* **EXERCISE BRIEF**: Give an exact transcription of every line, dropping the images.

* **SOURCE RECORDS**:
= = = = =

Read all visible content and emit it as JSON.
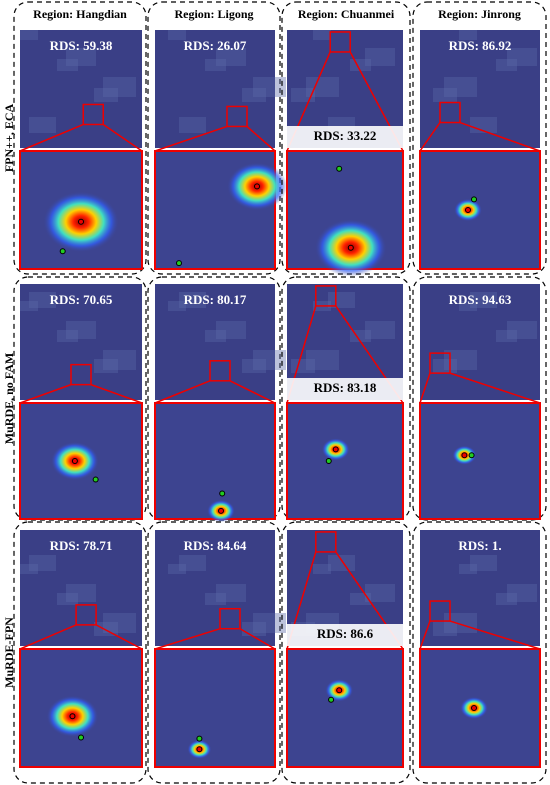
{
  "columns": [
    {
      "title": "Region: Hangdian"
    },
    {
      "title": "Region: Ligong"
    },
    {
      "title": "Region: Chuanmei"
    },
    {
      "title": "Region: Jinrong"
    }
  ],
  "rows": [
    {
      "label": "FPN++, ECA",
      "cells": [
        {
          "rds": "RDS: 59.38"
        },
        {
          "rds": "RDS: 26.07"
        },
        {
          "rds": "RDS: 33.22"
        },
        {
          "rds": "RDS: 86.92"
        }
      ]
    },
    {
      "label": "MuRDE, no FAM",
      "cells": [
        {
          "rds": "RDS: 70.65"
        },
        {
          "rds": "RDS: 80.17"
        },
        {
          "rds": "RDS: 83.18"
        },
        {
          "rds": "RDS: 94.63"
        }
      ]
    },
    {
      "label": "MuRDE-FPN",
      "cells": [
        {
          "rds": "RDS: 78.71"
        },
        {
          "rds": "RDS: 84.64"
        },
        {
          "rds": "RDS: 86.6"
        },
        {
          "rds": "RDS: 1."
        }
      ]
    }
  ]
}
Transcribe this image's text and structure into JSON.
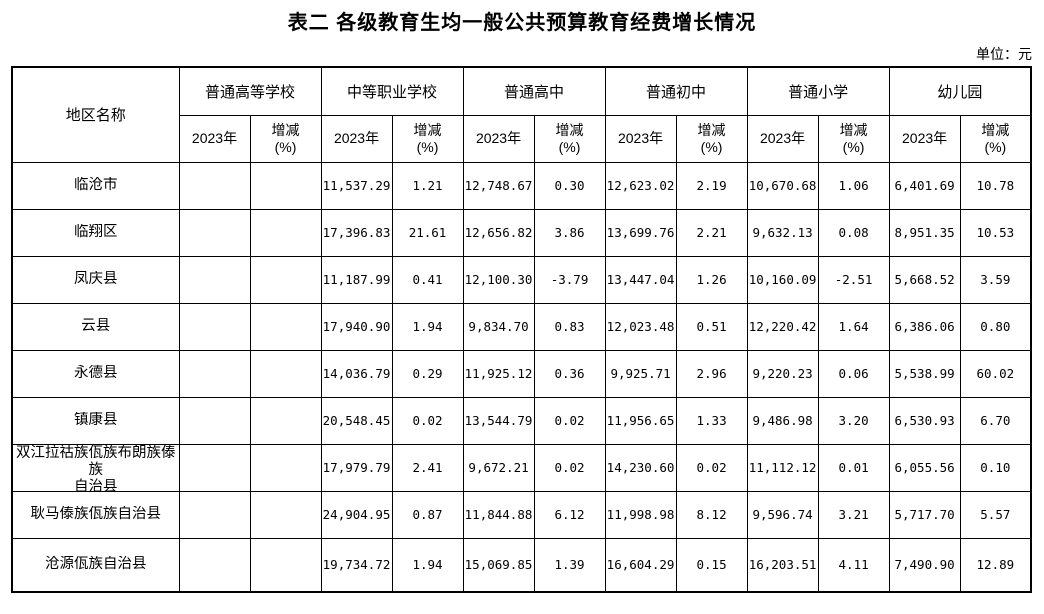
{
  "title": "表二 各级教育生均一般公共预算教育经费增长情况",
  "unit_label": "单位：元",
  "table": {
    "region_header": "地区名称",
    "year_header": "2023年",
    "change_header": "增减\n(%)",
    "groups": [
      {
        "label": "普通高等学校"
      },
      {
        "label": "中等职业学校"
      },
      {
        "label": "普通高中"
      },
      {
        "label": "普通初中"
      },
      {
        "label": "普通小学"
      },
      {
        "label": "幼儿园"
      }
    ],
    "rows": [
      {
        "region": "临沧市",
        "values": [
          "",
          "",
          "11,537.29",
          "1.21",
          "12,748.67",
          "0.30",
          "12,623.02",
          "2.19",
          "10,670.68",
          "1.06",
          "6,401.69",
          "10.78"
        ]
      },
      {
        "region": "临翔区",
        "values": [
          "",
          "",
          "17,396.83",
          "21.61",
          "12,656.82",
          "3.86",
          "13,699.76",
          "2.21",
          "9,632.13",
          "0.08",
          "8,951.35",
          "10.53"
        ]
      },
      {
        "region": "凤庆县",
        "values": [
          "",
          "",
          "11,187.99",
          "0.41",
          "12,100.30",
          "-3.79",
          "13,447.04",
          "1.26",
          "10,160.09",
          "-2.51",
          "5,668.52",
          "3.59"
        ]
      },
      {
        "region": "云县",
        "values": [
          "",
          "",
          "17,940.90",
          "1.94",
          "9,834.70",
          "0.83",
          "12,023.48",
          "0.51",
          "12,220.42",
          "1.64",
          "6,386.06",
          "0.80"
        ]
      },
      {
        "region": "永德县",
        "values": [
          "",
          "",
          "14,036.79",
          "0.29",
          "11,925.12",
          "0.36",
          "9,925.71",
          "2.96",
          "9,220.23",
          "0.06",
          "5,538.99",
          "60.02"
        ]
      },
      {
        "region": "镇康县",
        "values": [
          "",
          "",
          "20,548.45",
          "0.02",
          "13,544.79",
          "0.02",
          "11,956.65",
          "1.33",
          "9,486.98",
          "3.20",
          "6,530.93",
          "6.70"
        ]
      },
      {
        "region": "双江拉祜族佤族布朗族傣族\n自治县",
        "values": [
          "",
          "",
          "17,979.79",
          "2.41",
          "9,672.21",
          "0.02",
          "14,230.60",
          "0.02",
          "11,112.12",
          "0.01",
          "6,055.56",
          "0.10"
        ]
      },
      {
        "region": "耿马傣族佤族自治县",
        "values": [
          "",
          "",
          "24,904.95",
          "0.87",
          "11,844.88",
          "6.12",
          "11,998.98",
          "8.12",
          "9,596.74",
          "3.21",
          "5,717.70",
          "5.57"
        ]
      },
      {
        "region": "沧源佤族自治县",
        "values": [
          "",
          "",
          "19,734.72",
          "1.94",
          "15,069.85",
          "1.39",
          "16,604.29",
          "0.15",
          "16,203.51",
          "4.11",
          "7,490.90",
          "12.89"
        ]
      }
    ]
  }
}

= = = = =

* **REPLY TO THE TASK**:
Read all visible content and emit it as JSON.
{
  "columns": [
    {
      "title": "Region: Hangdian"
    },
    {
      "title": "Region: Ligong"
    },
    {
      "title": "Region: Chuanmei"
    },
    {
      "title": "Region: Jinrong"
    }
  ],
  "rows": [
    {
      "label": "FPN++, ECA",
      "cells": [
        {
          "rds": "RDS: 59.38"
        },
        {
          "rds": "RDS: 26.07"
        },
        {
          "rds": "RDS: 33.22"
        },
        {
          "rds": "RDS: 86.92"
        }
      ]
    },
    {
      "label": "MuRDE, no FAM",
      "cells": [
        {
          "rds": "RDS: 70.65"
        },
        {
          "rds": "RDS: 80.17"
        },
        {
          "rds": "RDS: 83.18"
        },
        {
          "rds": "RDS: 94.63"
        }
      ]
    },
    {
      "label": "MuRDE-FPN",
      "cells": [
        {
          "rds": "RDS: 78.71"
        },
        {
          "rds": "RDS: 84.64"
        },
        {
          "rds": "RDS: 86.6"
        },
        {
          "rds": "RDS: 1."
        }
      ]
    }
  ]
}
Transcribe this image's text and structure into JSON.
{
  "title": "表二 各级教育生均一般公共预算教育经费增长情况",
  "unit_label": "单位：元",
  "table": {
    "region_header": "地区名称",
    "year_header": "2023年",
    "change_header": "增减\n(%)",
    "groups": [
      {
        "label": "普通高等学校"
      },
      {
        "label": "中等职业学校"
      },
      {
        "label": "普通高中"
      },
      {
        "label": "普通初中"
      },
      {
        "label": "普通小学"
      },
      {
        "label": "幼儿园"
      }
    ],
    "rows": [
      {
        "region": "临沧市",
        "values": [
          "",
          "",
          "11,537.29",
          "1.21",
          "12,748.67",
          "0.30",
          "12,623.02",
          "2.19",
          "10,670.68",
          "1.06",
          "6,401.69",
          "10.78"
        ]
      },
      {
        "region": "临翔区",
        "values": [
          "",
          "",
          "17,396.83",
          "21.61",
          "12,656.82",
          "3.86",
          "13,699.76",
          "2.21",
          "9,632.13",
          "0.08",
          "8,951.35",
          "10.53"
        ]
      },
      {
        "region": "凤庆县",
        "values": [
          "",
          "",
          "11,187.99",
          "0.41",
          "12,100.30",
          "-3.79",
          "13,447.04",
          "1.26",
          "10,160.09",
          "-2.51",
          "5,668.52",
          "3.59"
        ]
      },
      {
        "region": "云县",
        "values": [
          "",
          "",
          "17,940.90",
          "1.94",
          "9,834.70",
          "0.83",
          "12,023.48",
          "0.51",
          "12,220.42",
          "1.64",
          "6,386.06",
          "0.80"
        ]
      },
      {
        "region": "永德县",
        "values": [
          "",
          "",
          "14,036.79",
          "0.29",
          "11,925.12",
          "0.36",
          "9,925.71",
          "2.96",
          "9,220.23",
          "0.06",
          "5,538.99",
          "60.02"
        ]
      },
      {
        "region": "镇康县",
        "values": [
          "",
          "",
          "20,548.45",
          "0.02",
          "13,544.79",
          "0.02",
          "11,956.65",
          "1.33",
          "9,486.98",
          "3.20",
          "6,530.93",
          "6.70"
        ]
      },
      {
        "region": "双江拉祜族佤族布朗族傣族\n自治县",
        "values": [
          "",
          "",
          "17,979.79",
          "2.41",
          "9,672.21",
          "0.02",
          "14,230.60",
          "0.02",
          "11,112.12",
          "0.01",
          "6,055.56",
          "0.10"
        ]
      },
      {
        "region": "耿马傣族佤族自治县",
        "values": [
          "",
          "",
          "24,904.95",
          "0.87",
          "11,844.88",
          "6.12",
          "11,998.98",
          "8.12",
          "9,596.74",
          "3.21",
          "5,717.70",
          "5.57"
        ]
      },
      {
        "region": "沧源佤族自治县",
        "values": [
          "",
          "",
          "19,734.72",
          "1.94",
          "15,069.85",
          "1.39",
          "16,604.29",
          "0.15",
          "16,203.51",
          "4.11",
          "7,490.90",
          "12.89"
        ]
      }
    ]
  }
}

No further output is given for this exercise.